• Given instruction:
Repeat the material below exactly, line for line.
---
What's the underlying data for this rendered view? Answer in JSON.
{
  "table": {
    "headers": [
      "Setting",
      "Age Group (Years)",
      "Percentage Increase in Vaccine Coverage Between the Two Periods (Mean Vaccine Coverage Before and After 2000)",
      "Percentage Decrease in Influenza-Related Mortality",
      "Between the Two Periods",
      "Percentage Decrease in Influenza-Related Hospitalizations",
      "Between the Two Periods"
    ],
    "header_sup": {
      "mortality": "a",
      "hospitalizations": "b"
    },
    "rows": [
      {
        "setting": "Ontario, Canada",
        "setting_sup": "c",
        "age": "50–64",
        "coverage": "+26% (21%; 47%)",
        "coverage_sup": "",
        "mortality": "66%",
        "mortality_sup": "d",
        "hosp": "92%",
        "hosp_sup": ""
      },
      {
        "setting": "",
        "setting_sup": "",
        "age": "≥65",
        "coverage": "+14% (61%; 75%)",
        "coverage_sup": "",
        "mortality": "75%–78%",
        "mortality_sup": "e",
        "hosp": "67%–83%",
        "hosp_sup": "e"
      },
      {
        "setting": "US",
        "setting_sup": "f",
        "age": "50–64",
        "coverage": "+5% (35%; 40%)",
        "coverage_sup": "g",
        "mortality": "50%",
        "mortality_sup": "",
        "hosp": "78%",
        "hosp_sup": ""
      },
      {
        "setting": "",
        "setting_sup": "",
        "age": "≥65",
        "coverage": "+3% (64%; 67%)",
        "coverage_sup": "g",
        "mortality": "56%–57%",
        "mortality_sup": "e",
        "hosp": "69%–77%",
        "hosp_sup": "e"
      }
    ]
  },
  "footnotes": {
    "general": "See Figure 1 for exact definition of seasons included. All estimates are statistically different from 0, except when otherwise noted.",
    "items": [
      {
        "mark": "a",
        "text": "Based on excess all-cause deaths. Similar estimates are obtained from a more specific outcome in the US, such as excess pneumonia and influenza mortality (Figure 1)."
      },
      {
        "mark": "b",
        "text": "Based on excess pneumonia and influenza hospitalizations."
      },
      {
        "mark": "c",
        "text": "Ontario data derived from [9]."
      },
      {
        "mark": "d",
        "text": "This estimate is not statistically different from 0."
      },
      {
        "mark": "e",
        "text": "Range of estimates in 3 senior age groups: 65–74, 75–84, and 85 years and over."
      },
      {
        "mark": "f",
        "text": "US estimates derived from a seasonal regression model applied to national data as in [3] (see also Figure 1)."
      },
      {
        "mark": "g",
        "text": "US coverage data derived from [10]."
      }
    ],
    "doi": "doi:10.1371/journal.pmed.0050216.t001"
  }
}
---
• Response for this exercise:
What's the underlying data for this rendered view? Answer in JSON.
{
  "table": {
    "headers": [
      "Setting",
      "Age Group (Years)",
      "Percentage Increase in Vaccine Coverage Between the Two Periods (Mean Vaccine Coverage Before and After 2000)",
      "Percentage Decrease in Influenza-Related Mortality",
      "Between the Two Periods",
      "Percentage Decrease in Influenza-Related Hospitalizations",
      "Between the Two Periods"
    ],
    "header_sup": {
      "mortality": "a",
      "hospitalizations": "b"
    },
    "rows": [
      {
        "setting": "Ontario, Canada",
        "setting_sup": "c",
        "age": "50–64",
        "coverage": "+26% (21%; 47%)",
        "coverage_sup": "",
        "mortality": "66%",
        "mortality_sup": "d",
        "hosp": "92%",
        "hosp_sup": ""
      },
      {
        "setting": "",
        "setting_sup": "",
        "age": "≥65",
        "coverage": "+14% (61%; 75%)",
        "coverage_sup": "",
        "mortality": "75%–78%",
        "mortality_sup": "e",
        "hosp": "67%–83%",
        "hosp_sup": "e"
      },
      {
        "setting": "US",
        "setting_sup": "f",
        "age": "50–64",
        "coverage": "+5% (35%; 40%)",
        "coverage_sup": "g",
        "mortality": "50%",
        "mortality_sup": "",
        "hosp": "78%",
        "hosp_sup": ""
      },
      {
        "setting": "",
        "setting_sup": "",
        "age": "≥65",
        "coverage": "+3% (64%; 67%)",
        "coverage_sup": "g",
        "mortality": "56%–57%",
        "mortality_sup": "e",
        "hosp": "69%–77%",
        "hosp_sup": "e"
      }
    ]
  },
  "footnotes": {
    "general": "See Figure 1 for exact definition of seasons included. All estimates are statistically different from 0, except when otherwise noted.",
    "items": [
      {
        "mark": "a",
        "text": "Based on excess all-cause deaths. Similar estimates are obtained from a more specific outcome in the US, such as excess pneumonia and influenza mortality (Figure 1)."
      },
      {
        "mark": "b",
        "text": "Based on excess pneumonia and influenza hospitalizations."
      },
      {
        "mark": "c",
        "text": "Ontario data derived from [9]."
      },
      {
        "mark": "d",
        "text": "This estimate is not statistically different from 0."
      },
      {
        "mark": "e",
        "text": "Range of estimates in 3 senior age groups: 65–74, 75–84, and 85 years and over."
      },
      {
        "mark": "f",
        "text": "US estimates derived from a seasonal regression model applied to national data as in [3] (see also Figure 1)."
      },
      {
        "mark": "g",
        "text": "US coverage data derived from [10]."
      }
    ],
    "doi": "doi:10.1371/journal.pmed.0050216.t001"
  }
}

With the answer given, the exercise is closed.